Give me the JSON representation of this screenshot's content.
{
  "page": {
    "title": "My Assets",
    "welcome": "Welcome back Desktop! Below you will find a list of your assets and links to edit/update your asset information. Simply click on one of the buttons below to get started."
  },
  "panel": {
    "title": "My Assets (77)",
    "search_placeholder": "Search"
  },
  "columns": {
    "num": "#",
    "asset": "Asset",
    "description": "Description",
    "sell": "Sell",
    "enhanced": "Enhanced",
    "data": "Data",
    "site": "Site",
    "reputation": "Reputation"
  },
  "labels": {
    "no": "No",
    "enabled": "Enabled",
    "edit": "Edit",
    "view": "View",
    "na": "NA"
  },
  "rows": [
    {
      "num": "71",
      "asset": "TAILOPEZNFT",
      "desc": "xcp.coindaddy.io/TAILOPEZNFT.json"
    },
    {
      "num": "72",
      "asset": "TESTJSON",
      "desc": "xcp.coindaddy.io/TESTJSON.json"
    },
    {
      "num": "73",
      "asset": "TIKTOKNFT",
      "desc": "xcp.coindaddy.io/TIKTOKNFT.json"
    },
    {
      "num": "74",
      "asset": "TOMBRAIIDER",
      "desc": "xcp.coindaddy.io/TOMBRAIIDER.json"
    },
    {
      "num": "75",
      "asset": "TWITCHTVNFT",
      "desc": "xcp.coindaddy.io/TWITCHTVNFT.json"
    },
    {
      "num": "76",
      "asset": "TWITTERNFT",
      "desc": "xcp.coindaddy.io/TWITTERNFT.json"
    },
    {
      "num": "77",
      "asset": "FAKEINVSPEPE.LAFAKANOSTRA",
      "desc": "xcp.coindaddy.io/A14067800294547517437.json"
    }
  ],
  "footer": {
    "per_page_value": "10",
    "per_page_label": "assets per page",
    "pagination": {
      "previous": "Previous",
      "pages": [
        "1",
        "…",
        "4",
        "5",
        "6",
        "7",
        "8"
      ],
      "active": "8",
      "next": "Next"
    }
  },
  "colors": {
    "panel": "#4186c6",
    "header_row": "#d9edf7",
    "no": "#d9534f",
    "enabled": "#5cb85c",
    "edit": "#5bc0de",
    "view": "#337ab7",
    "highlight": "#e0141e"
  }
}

Prompt:
Extract each entry in full and write it down exactly.

Full solution:
Give me the JSON representation of this screenshot's content.
{
  "page": {
    "title": "My Assets",
    "welcome": "Welcome back Desktop! Below you will find a list of your assets and links to edit/update your asset information. Simply click on one of the buttons below to get started."
  },
  "panel": {
    "title": "My Assets (77)",
    "search_placeholder": "Search"
  },
  "columns": {
    "num": "#",
    "asset": "Asset",
    "description": "Description",
    "sell": "Sell",
    "enhanced": "Enhanced",
    "data": "Data",
    "site": "Site",
    "reputation": "Reputation"
  },
  "labels": {
    "no": "No",
    "enabled": "Enabled",
    "edit": "Edit",
    "view": "View",
    "na": "NA"
  },
  "rows": [
    {
      "num": "71",
      "asset": "TAILOPEZNFT",
      "desc": "xcp.coindaddy.io/TAILOPEZNFT.json"
    },
    {
      "num": "72",
      "asset": "TESTJSON",
      "desc": "xcp.coindaddy.io/TESTJSON.json"
    },
    {
      "num": "73",
      "asset": "TIKTOKNFT",
      "desc": "xcp.coindaddy.io/TIKTOKNFT.json"
    },
    {
      "num": "74",
      "asset": "TOMBRAIIDER",
      "desc": "xcp.coindaddy.io/TOMBRAIIDER.json"
    },
    {
      "num": "75",
      "asset": "TWITCHTVNFT",
      "desc": "xcp.coindaddy.io/TWITCHTVNFT.json"
    },
    {
      "num": "76",
      "asset": "TWITTERNFT",
      "desc": "xcp.coindaddy.io/TWITTERNFT.json"
    },
    {
      "num": "77",
      "asset": "FAKEINVSPEPE.LAFAKANOSTRA",
      "desc": "xcp.coindaddy.io/A14067800294547517437.json"
    }
  ],
  "footer": {
    "per_page_value": "10",
    "per_page_label": "assets per page",
    "pagination": {
      "previous": "Previous",
      "pages": [
        "1",
        "…",
        "4",
        "5",
        "6",
        "7",
        "8"
      ],
      "active": "8",
      "next": "Next"
    }
  },
  "colors": {
    "panel": "#4186c6",
    "header_row": "#d9edf7",
    "no": "#d9534f",
    "enabled": "#5cb85c",
    "edit": "#5bc0de",
    "view": "#337ab7",
    "highlight": "#e0141e"
  }
}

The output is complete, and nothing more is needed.